### The exercise
Check every line of the entries for "产品方案", and copy the lines that hold it.

* BEGIN Raw data *

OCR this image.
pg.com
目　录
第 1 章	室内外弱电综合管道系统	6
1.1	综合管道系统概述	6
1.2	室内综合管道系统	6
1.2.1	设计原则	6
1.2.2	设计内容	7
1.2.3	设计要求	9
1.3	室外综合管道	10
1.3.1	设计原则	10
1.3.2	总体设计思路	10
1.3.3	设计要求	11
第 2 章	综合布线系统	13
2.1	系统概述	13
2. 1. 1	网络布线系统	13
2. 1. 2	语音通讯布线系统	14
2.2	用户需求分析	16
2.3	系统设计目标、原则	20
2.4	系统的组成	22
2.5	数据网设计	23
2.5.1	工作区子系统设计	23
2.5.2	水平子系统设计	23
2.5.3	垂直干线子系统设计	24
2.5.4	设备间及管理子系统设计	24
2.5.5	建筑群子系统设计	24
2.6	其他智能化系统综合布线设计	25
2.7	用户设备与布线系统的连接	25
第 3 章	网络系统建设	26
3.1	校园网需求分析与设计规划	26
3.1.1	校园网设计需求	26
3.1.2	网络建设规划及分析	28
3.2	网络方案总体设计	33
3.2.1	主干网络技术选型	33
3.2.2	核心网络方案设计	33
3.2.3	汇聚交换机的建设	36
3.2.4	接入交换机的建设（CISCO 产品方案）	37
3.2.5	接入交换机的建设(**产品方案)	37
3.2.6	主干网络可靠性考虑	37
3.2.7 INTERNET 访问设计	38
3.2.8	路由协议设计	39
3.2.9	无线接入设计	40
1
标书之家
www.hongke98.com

* END Raw data *

### Response to the exercise
3.2.4	接入交换机的建设（CISCO 产品方案）	37
3.2.5	接入交换机的建设(**产品方案)	37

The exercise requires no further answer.